▶ _PROBLEM REQUIREMENTS_
Could every line of the data be printed exactly as it reads?

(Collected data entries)
******

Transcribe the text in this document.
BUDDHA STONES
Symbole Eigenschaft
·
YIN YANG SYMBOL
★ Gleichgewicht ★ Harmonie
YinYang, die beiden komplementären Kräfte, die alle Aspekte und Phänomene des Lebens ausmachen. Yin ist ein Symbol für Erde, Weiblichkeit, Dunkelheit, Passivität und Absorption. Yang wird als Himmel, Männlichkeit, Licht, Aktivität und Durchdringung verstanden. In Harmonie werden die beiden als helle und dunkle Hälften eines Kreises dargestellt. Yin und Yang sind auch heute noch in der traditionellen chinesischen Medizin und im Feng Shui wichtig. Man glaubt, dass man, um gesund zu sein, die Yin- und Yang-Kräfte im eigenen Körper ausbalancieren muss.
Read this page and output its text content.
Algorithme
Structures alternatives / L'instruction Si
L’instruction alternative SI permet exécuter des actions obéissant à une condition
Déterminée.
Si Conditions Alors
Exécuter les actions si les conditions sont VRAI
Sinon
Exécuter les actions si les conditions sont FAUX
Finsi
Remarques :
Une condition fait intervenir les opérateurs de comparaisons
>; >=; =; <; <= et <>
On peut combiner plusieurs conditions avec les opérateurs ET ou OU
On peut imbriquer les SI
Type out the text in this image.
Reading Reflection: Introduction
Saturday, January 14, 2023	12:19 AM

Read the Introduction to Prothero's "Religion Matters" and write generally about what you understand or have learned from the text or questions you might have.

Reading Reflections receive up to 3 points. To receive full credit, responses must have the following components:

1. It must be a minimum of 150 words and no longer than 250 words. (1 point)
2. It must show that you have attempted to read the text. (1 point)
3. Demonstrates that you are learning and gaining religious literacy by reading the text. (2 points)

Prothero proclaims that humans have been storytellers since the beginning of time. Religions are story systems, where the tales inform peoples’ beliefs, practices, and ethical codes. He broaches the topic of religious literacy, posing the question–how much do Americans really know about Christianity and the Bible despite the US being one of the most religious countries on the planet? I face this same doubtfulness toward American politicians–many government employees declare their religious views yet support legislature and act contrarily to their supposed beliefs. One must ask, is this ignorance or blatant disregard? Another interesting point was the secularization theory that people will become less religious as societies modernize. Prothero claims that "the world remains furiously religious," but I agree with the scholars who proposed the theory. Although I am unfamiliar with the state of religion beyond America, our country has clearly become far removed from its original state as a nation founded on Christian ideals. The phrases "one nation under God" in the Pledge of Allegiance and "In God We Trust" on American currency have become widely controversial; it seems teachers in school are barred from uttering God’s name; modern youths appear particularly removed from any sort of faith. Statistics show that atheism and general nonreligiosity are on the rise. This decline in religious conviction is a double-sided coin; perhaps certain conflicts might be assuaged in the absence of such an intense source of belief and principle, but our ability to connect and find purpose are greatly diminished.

******

▶ _REPLY TO THE TASK_
Transcribe the text in this document.
BUDDHA STONES
Symbole Eigenschaft
·
YIN YANG SYMBOL
★ Gleichgewicht ★ Harmonie
YinYang, die beiden komplementären Kräfte, die alle Aspekte und Phänomene des Lebens ausmachen. Yin ist ein Symbol für Erde, Weiblichkeit, Dunkelheit, Passivität und Absorption. Yang wird als Himmel, Männlichkeit, Licht, Aktivität und Durchdringung verstanden. In Harmonie werden die beiden als helle und dunkle Hälften eines Kreises dargestellt. Yin und Yang sind auch heute noch in der traditionellen chinesischen Medizin und im Feng Shui wichtig. Man glaubt, dass man, um gesund zu sein, die Yin- und Yang-Kräfte im eigenen Körper ausbalancieren muss.
Read this page and output its text content.
Algorithme
Structures alternatives / L'instruction Si
L’instruction alternative SI permet exécuter des actions obéissant à une condition
Déterminée.
Si Conditions Alors
Exécuter les actions si les conditions sont VRAI
Sinon
Exécuter les actions si les conditions sont FAUX
Finsi
Remarques :
Une condition fait intervenir les opérateurs de comparaisons
>; >=; =; <; <= et <>
On peut combiner plusieurs conditions avec les opérateurs ET ou OU
On peut imbriquer les SI
Type out the text in this image.
Reading Reflection: Introduction
Saturday, January 14, 2023	12:19 AM

Read the Introduction to Prothero's "Religion Matters" and write generally about what you understand or have learned from the text or questions you might have.

Reading Reflections receive up to 3 points. To receive full credit, responses must have the following components:

1. It must be a minimum of 150 words and no longer than 250 words. (1 point)
2. It must show that you have attempted to read the text. (1 point)
3. Demonstrates that you are learning and gaining religious literacy by reading the text. (2 points)

Prothero proclaims that humans have been storytellers since the beginning of time. Religions are story systems, where the tales inform peoples’ beliefs, practices, and ethical codes. He broaches the topic of religious literacy, posing the question–how much do Americans really know about Christianity and the Bible despite the US being one of the most religious countries on the planet? I face this same doubtfulness toward American politicians–many government employees declare their religious views yet support legislature and act contrarily to their supposed beliefs. One must ask, is this ignorance or blatant disregard? Another interesting point was the secularization theory that people will become less religious as societies modernize. Prothero claims that "the world remains furiously religious," but I agree with the scholars who proposed the theory. Although I am unfamiliar with the state of religion beyond America, our country has clearly become far removed from its original state as a nation founded on Christian ideals. The phrases "one nation under God" in the Pledge of Allegiance and "In God We Trust" on American currency have become widely controversial; it seems teachers in school are barred from uttering God’s name; modern youths appear particularly removed from any sort of faith. Statistics show that atheism and general nonreligiosity are on the rise. This decline in religious conviction is a double-sided coin; perhaps certain conflicts might be assuaged in the absence of such an intense source of belief and principle, but our ability to connect and find purpose are greatly diminished.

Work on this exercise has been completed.